Tuesday, April 2, 2013

Intrade Archive: Data for Posterity

A few years back, I have done some work on prediction markets. For this line of research, we have been collecting data from Intrade, to perform our experimental analysis. Some of the data is available through the Intrade Archive, a web app that I wrote in order to familiarize myself with the Google App Engine.

In the last few weeks, through, after the effective shutdown of Intrade, I started receiving requests on getting access to the data stored in the Intrade Archive. So, after popular demand, I gathered all the data from the Intrade Archive, and also all the past data that I had about all the Intrade contracts going back to 2003, and I put them all on GitHub for everyone to access and download. The Excel file contains a description of the contracts, while the zip file contains information about all the individual trades and the daily opening and closing prices.

On purpose, I exclude all the Financial contracts, as the trading of these events have limited research interest. (Plus, they were too many of them.) The information from "official" stock and options exchanges has much higher volume and is a better source of information than the comparatively illiquid contracts on Intrade.

The link to the GitHub repository is also now available from the home page of the Intrade Archive. I hope that the resource hungry crawlers can now be put to sleep, not to ever come back again :-)

Enjoy!

Monday, February 25, 2013

WikiSynonyms: Find synonyms using Wikipedia redirects

Many many years back, I worked with Wisam Dakka on a paper to create faceted interfaced for text collections. One of the requirements for that project was to discover synonyms for named entities. While we explored a variety of directions, the one that I liked most was Wisam's idea to use the Wikipedia redirects to discover terms that are mostly synonymous.

Did you know, for example, that ISO/IEC 14882:2003 and X3J16 are synonyms of C++? Yes, me neither. However, Wikipedia reveals that through its redirect structure.

The Wikisynonyms web service

What we mean by redirects? Well, if you try to visit the Wikipedia page for President Obama, you will be redirected to the canonical page Barack Obama. Effectively "President Obama" is deemed by Wikipedians to be a close synonym of "Barack Obama", and therefore the redirect. Similarly, the term "Obama" is also a redirect, etc. (You can check the full list of redirects here.)

What you will do
From the blog page above, set down word for word the passage that opens with the words containing "In the last" and closes with "and closing prices.".

Given material
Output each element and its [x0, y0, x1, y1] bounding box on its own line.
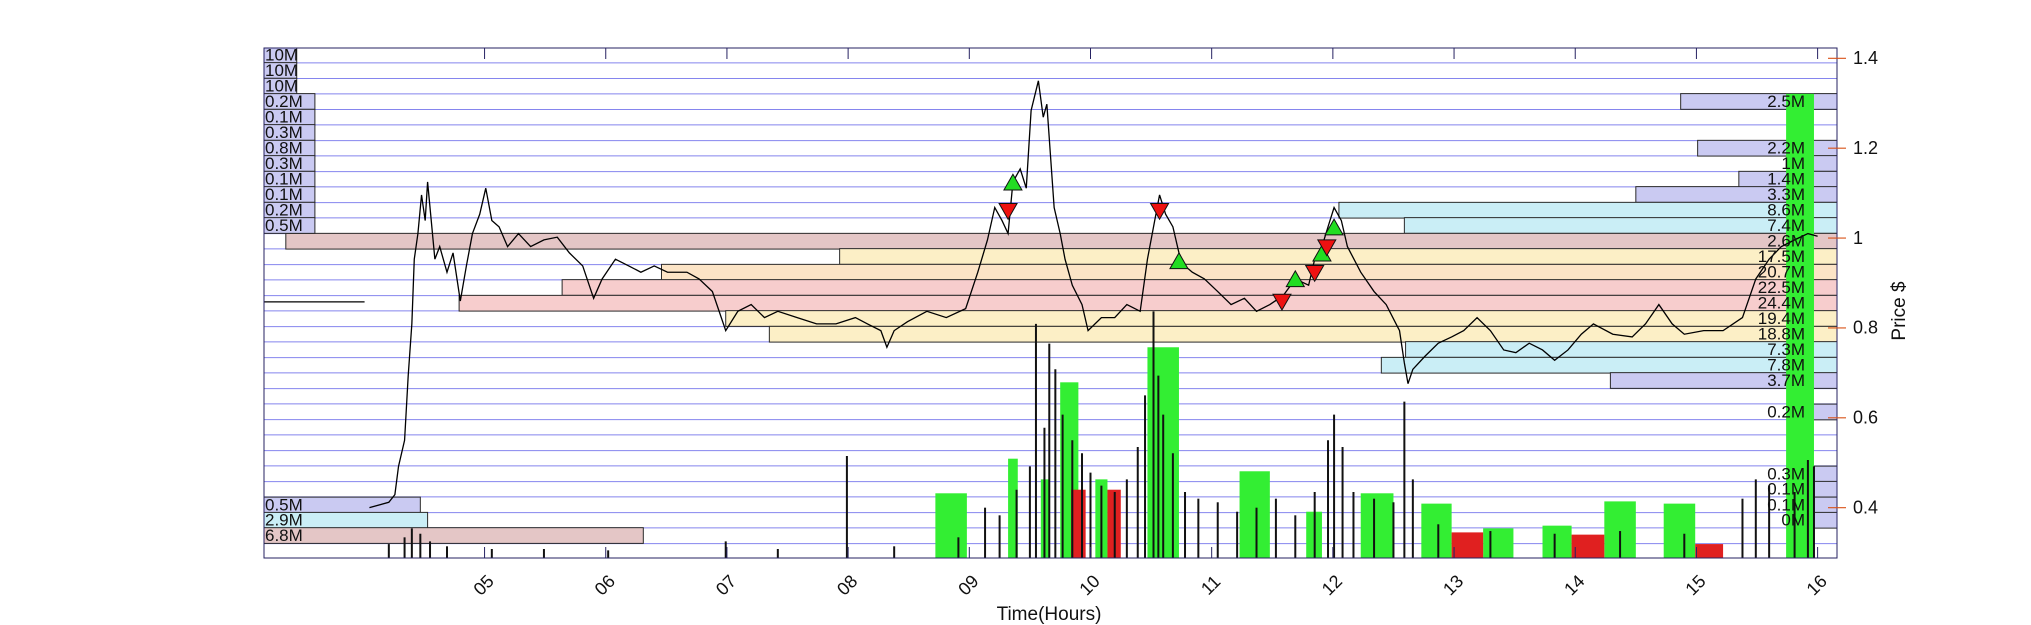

Worked answer
In the last few weeks, through, after the effective shutdown of Intrade, I started receiving requests on getting access to the data stored in the Intrade Archive. So, after popular demand, I gathered all the data from the Intrade Archive, and also all the past data that I had about all the Intrade contracts going back to 2003, and I put them all on GitHub for everyone to access and download. The Excel file contains a description of the contracts, while the zip file contains information about all the individual trades and the daily opening and closing prices.